Exercise objective. List every line in this data where the string "facebook" occurs.

Exercise material.
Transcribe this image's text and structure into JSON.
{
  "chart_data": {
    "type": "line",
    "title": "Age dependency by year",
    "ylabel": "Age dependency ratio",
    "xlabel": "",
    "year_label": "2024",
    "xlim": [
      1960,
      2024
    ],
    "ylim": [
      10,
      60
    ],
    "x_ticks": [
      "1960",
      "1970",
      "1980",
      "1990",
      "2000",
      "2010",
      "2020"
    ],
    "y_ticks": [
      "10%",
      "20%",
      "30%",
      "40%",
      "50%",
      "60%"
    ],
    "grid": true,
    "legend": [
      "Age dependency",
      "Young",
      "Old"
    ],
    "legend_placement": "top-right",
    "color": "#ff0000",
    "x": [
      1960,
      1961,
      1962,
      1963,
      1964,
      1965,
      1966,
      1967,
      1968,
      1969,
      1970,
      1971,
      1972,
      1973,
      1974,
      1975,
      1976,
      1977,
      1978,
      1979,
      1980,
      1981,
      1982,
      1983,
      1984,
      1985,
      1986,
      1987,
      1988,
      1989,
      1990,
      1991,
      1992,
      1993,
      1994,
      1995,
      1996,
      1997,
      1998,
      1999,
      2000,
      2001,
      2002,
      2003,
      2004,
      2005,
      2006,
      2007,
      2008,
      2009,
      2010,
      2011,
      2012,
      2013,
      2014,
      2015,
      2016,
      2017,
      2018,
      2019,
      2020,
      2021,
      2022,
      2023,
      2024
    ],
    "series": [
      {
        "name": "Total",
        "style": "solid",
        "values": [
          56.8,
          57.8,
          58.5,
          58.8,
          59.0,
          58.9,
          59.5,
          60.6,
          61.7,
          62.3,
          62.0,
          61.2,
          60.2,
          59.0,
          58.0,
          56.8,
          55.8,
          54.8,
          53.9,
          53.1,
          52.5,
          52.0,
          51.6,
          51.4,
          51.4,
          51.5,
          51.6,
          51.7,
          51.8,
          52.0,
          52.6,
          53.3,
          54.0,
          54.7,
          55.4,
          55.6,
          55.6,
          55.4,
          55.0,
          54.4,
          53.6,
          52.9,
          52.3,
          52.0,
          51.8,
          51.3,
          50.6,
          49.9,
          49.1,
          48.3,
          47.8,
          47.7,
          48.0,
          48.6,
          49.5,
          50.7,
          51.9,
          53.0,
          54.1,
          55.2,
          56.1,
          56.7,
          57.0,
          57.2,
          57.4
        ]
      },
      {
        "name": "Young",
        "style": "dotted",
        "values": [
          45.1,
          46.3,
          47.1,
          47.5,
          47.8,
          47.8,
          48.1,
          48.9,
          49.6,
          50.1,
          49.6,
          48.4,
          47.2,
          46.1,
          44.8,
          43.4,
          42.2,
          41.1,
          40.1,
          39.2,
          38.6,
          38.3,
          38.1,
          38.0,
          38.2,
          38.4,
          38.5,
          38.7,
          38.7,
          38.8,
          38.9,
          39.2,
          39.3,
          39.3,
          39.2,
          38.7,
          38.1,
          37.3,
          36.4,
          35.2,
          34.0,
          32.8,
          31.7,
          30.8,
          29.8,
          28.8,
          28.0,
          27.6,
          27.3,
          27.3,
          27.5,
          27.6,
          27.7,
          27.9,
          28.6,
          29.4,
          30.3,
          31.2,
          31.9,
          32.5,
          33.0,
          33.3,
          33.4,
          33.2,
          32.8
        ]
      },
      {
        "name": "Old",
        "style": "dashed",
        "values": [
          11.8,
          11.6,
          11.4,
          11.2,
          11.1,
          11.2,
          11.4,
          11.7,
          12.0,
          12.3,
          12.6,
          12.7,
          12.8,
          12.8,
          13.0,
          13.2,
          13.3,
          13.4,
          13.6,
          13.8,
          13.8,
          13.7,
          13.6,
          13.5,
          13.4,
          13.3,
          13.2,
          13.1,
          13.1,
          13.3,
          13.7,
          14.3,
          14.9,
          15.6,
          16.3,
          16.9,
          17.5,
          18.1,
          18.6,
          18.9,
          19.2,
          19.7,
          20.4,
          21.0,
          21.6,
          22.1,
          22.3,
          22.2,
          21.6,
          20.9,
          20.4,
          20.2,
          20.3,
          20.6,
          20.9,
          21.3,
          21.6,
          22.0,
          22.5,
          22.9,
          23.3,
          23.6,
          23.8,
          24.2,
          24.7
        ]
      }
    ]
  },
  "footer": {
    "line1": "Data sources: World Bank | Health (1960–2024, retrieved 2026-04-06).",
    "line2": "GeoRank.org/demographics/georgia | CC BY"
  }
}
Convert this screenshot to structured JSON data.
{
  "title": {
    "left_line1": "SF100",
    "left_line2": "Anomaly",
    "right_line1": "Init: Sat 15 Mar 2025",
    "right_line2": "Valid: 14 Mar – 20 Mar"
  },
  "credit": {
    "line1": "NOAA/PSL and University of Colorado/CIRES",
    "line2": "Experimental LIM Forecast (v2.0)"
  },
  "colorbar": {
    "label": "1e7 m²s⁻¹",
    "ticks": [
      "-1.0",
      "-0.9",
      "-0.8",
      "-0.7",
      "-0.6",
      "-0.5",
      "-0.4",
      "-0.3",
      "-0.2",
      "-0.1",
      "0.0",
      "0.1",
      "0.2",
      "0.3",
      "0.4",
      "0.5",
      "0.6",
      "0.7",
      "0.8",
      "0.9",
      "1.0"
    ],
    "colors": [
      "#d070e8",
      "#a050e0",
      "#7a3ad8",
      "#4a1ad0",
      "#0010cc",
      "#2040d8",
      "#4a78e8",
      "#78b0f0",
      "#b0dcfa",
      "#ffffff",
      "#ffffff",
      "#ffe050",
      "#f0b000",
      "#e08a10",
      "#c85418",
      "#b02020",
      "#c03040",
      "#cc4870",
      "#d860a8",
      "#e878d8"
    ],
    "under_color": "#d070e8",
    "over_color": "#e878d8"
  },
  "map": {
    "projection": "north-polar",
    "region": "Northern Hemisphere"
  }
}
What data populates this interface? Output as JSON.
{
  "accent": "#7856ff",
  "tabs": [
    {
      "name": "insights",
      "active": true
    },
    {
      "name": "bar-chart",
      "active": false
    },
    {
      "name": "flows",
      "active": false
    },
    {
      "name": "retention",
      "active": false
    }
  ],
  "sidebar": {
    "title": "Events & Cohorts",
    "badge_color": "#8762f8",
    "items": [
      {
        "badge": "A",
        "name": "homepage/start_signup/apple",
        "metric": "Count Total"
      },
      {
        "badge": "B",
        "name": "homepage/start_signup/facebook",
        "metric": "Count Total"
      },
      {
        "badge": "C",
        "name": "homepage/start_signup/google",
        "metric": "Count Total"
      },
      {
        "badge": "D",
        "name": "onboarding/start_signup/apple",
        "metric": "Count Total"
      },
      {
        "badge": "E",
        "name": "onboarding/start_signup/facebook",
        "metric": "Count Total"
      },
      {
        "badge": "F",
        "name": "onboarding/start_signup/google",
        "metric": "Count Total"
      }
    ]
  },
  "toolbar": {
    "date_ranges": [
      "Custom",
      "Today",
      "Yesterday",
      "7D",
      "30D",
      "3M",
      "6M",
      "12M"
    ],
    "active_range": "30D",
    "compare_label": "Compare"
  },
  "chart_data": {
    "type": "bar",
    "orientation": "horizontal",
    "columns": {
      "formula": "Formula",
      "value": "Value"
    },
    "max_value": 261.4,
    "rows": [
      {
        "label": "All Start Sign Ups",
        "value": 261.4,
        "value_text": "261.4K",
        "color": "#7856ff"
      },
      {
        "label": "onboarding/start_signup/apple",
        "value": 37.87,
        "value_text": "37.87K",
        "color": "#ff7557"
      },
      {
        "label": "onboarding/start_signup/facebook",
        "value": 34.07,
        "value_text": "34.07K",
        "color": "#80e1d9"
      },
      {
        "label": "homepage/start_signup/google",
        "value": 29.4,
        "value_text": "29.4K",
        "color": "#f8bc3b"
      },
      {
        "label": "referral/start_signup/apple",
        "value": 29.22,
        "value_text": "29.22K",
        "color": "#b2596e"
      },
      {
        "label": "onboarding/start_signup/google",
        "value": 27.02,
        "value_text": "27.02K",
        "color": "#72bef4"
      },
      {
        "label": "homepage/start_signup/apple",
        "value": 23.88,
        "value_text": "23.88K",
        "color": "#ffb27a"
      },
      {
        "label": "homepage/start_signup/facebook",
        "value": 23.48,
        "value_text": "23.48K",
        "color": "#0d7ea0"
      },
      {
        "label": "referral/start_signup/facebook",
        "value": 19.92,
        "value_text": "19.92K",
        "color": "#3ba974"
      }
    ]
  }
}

Finished exercise.
        "name": "homepage/start_signup/facebook",
        "name": "onboarding/start_signup/facebook",
        "label": "onboarding/start_signup/facebook",
        "label": "homepage/start_signup/facebook",
        "label": "referral/start_signup/facebook",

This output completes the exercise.